Exclude the pictures; give every entry again exactly as written.

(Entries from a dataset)

++++++++

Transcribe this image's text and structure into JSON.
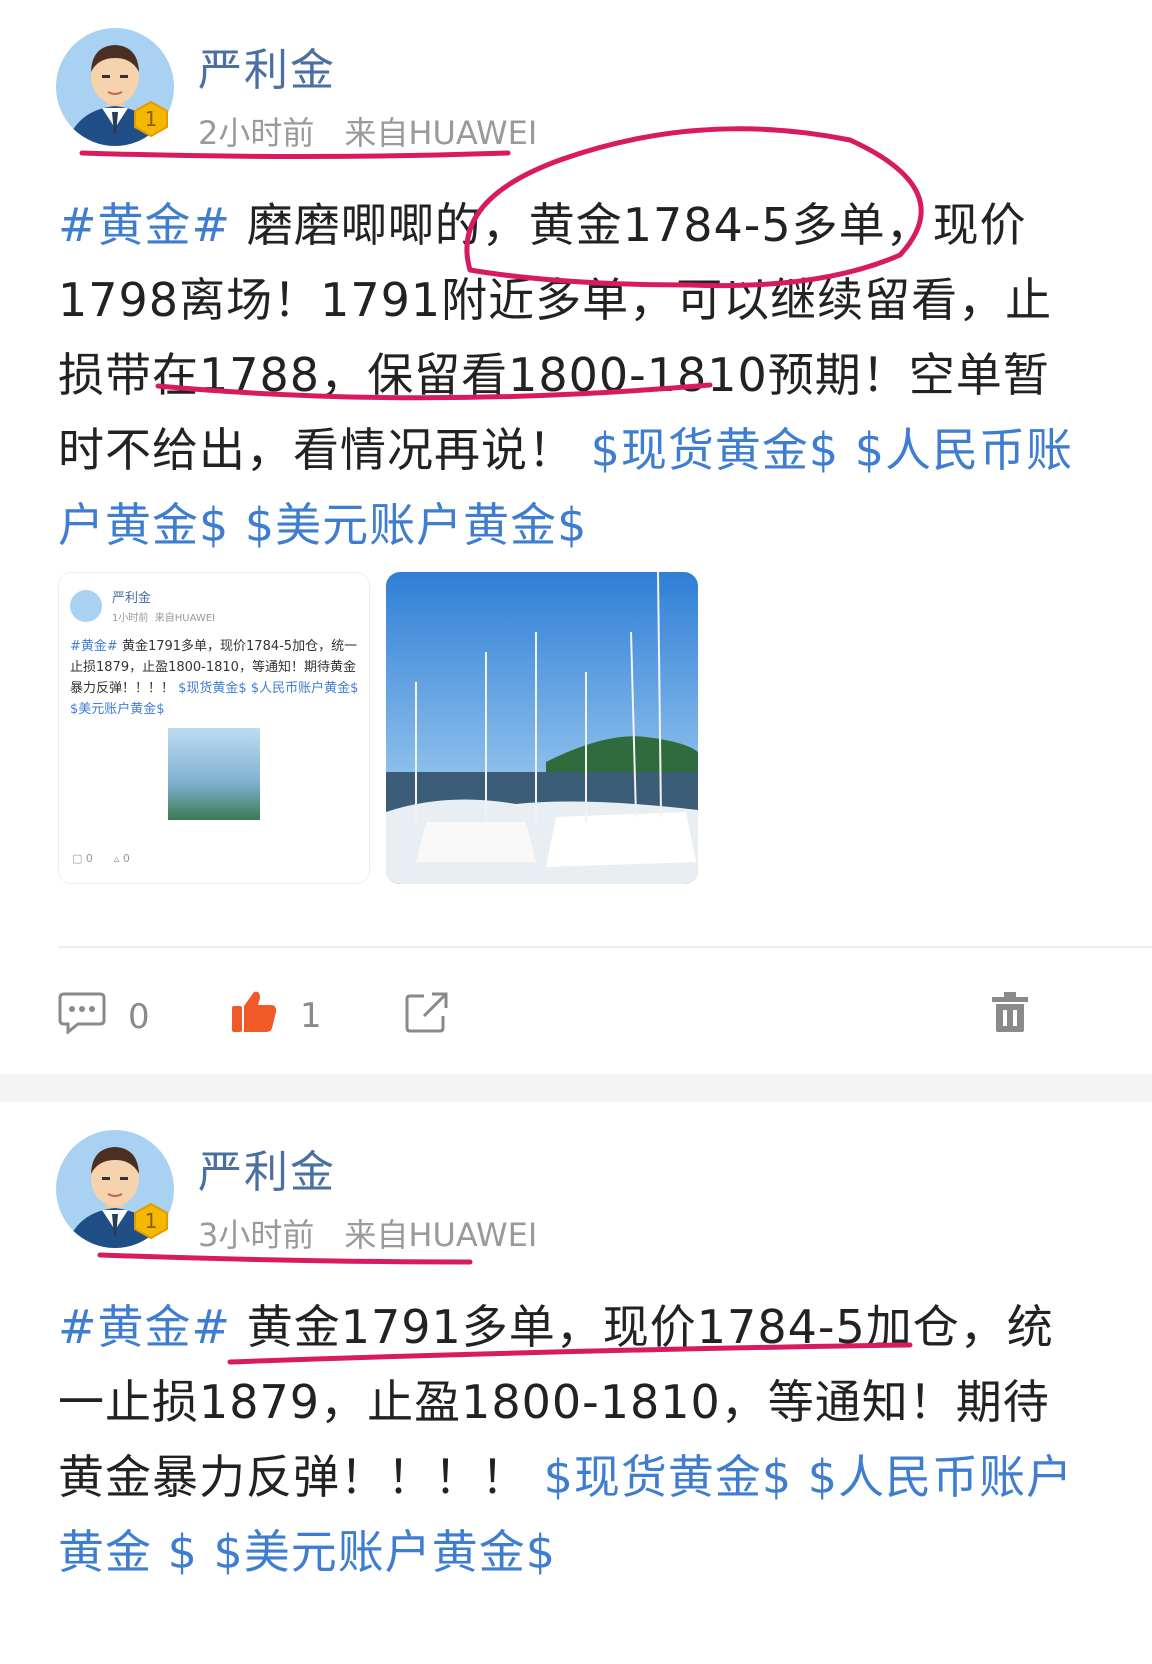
{
  "posts": [
    {
      "author": "严利金",
      "time": "2小时前",
      "source": "来自HUAWEI",
      "hashtag": "#黄金#",
      "text": "磨磨唧唧的，黄金1784-5多单，现价1798离场！1791附近多单，可以继续留看，止损带在1788，保留看1800-1810预期！空单暂时不给出，看情况再说！",
      "links": [
        "$现货黄金$",
        "$人民币账户黄金$",
        "$美元账户黄金$"
      ],
      "badge": "1",
      "attached_screenshot": {
        "author": "严利金",
        "time": "1小时前",
        "source": "来自HUAWEI",
        "hashtag": "#黄金#",
        "text": "黄金1791多单，现价1784-5加仓，统一止损1879，止盈1800-1810，等通知！期待黄金暴力反弹！！！！",
        "links": [
          "$现货黄金$",
          "$人民币账户黄金$",
          "$美元账户黄金$"
        ],
        "comment_count": "0",
        "like_count": "0"
      },
      "actions": {
        "comment_count": "0",
        "like_count": "1"
      }
    },
    {
      "author": "严利金",
      "time": "3小时前",
      "source": "来自HUAWEI",
      "hashtag": "#黄金#",
      "text": "黄金1791多单，现价1784-5加仓，统一止损1879，止盈1800-1810，等通知！期待黄金暴力反弹！！！！",
      "links": [
        "$现货黄金$",
        "$人民币账户黄金",
        "$",
        "$美元账户黄金$"
      ],
      "badge": "1"
    }
  ],
  "colors": {
    "link": "#3f7dd1",
    "name": "#4a6fa0",
    "annotation": "#d81b60",
    "like": "#f05a28"
  },
  "icons": [
    "comment-icon",
    "thumbs-up-icon",
    "share-icon",
    "delete-icon",
    "level-badge-icon"
  ]
}
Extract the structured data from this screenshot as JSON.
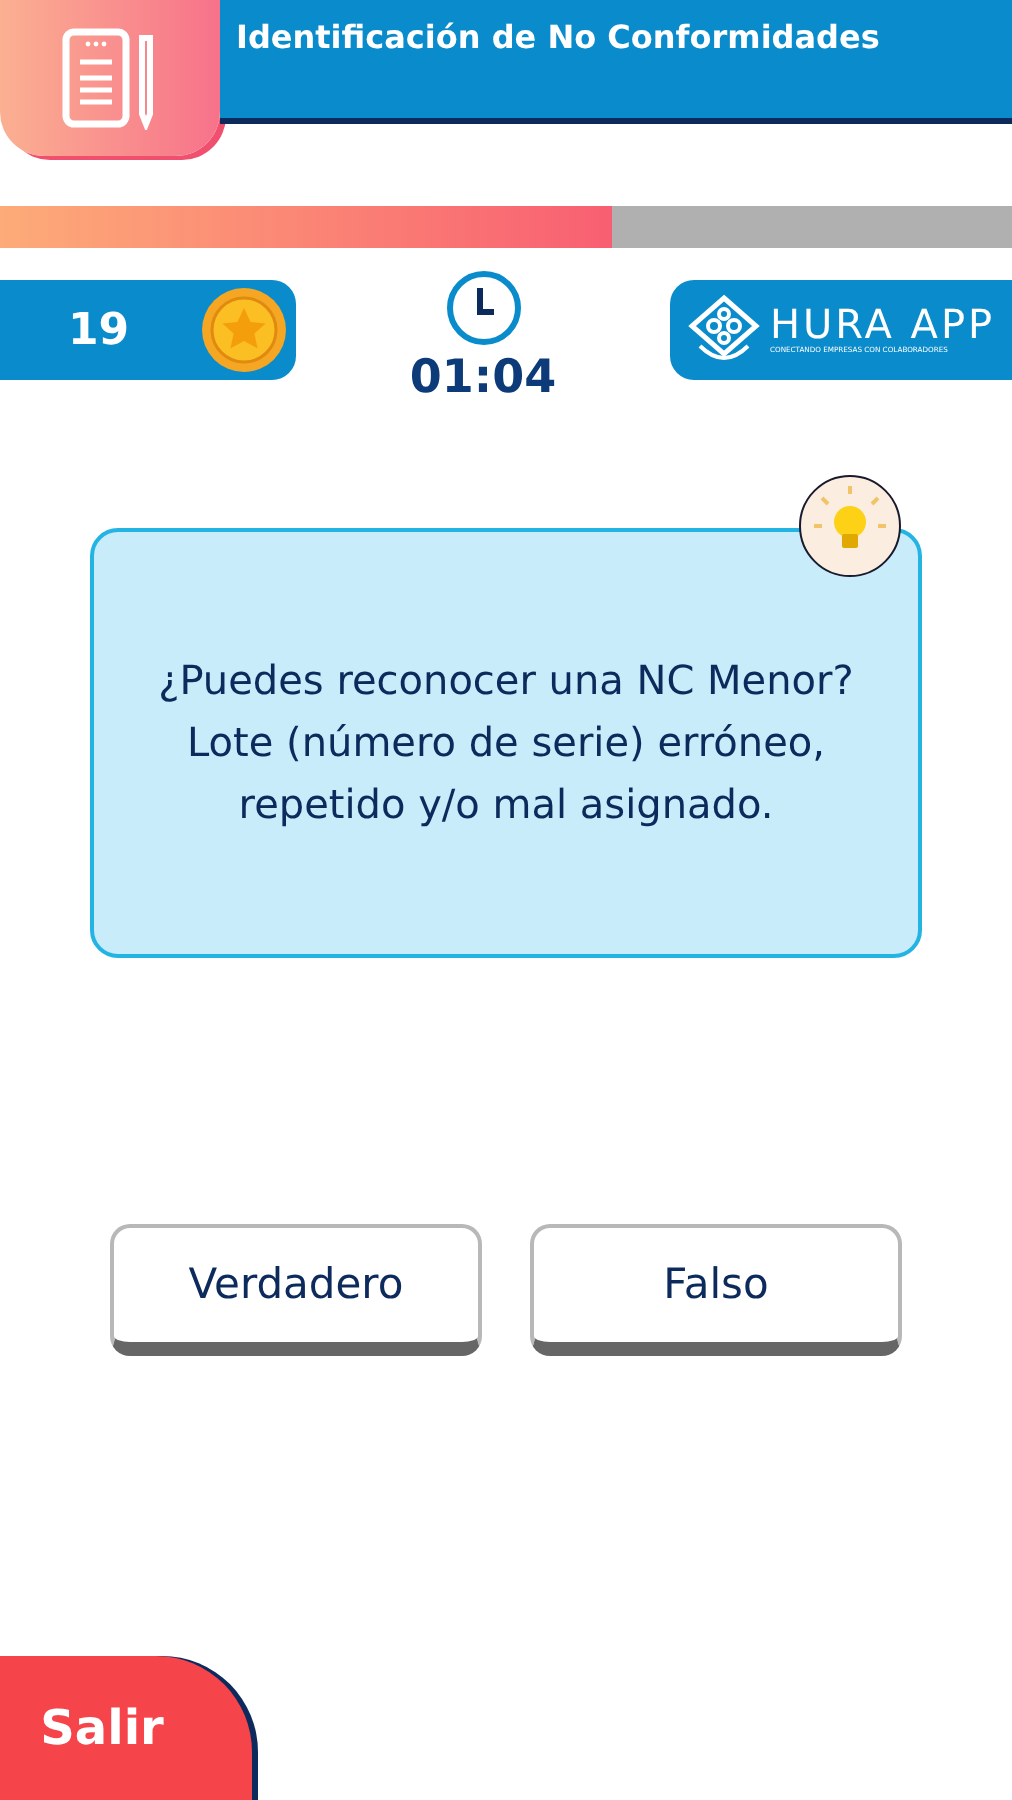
{
  "header": {
    "title": "Identificación de No Conformidades"
  },
  "progress": {
    "level": 0.605
  },
  "score": {
    "points": "19"
  },
  "timer": {
    "time": "01:04"
  },
  "logo": {
    "name": "HURA APP",
    "tagline": "CONECTANDO EMPRESAS CON COLABORADORES"
  },
  "question": {
    "text": "¿Puedes reconocer una NC Menor? Lote (número de serie) erróneo, repetido y/o mal asignado."
  },
  "answers": [
    {
      "label": "Verdadero"
    },
    {
      "label": "Falso"
    }
  ],
  "exit_button": {
    "label": "Salir"
  }
}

++++++++

▸ **Answer**:
Transcribe this image's text and structure into JSON.
{
  "posts": [
    {
      "author": "严利金",
      "time": "2小时前",
      "source": "来自HUAWEI",
      "hashtag": "#黄金#",
      "text": "磨磨唧唧的，黄金1784-5多单，现价1798离场！1791附近多单，可以继续留看，止损带在1788，保留看1800-1810预期！空单暂时不给出，看情况再说！",
      "links": [
        "$现货黄金$",
        "$人民币账户黄金$",
        "$美元账户黄金$"
      ],
      "badge": "1",
      "attached_screenshot": {
        "author": "严利金",
        "time": "1小时前",
        "source": "来自HUAWEI",
        "hashtag": "#黄金#",
        "text": "黄金1791多单，现价1784-5加仓，统一止损1879，止盈1800-1810，等通知！期待黄金暴力反弹！！！！",
        "links": [
          "$现货黄金$",
          "$人民币账户黄金$",
          "$美元账户黄金$"
        ],
        "comment_count": "0",
        "like_count": "0"
      },
      "actions": {
        "comment_count": "0",
        "like_count": "1"
      }
    },
    {
      "author": "严利金",
      "time": "3小时前",
      "source": "来自HUAWEI",
      "hashtag": "#黄金#",
      "text": "黄金1791多单，现价1784-5加仓，统一止损1879，止盈1800-1810，等通知！期待黄金暴力反弹！！！！",
      "links": [
        "$现货黄金$",
        "$人民币账户黄金",
        "$",
        "$美元账户黄金$"
      ],
      "badge": "1"
    }
  ],
  "colors": {
    "link": "#3f7dd1",
    "name": "#4a6fa0",
    "annotation": "#d81b60",
    "like": "#f05a28"
  },
  "icons": [
    "comment-icon",
    "thumbs-up-icon",
    "share-icon",
    "delete-icon",
    "level-badge-icon"
  ]
}
Extract the structured data from this screenshot as JSON.
{
  "header": {
    "title": "Identificación de No Conformidades"
  },
  "progress": {
    "level": 0.605
  },
  "score": {
    "points": "19"
  },
  "timer": {
    "time": "01:04"
  },
  "logo": {
    "name": "HURA APP",
    "tagline": "CONECTANDO EMPRESAS CON COLABORADORES"
  },
  "question": {
    "text": "¿Puedes reconocer una NC Menor? Lote (número de serie) erróneo, repetido y/o mal asignado."
  },
  "answers": [
    {
      "label": "Verdadero"
    },
    {
      "label": "Falso"
    }
  ],
  "exit_button": {
    "label": "Salir"
  }
}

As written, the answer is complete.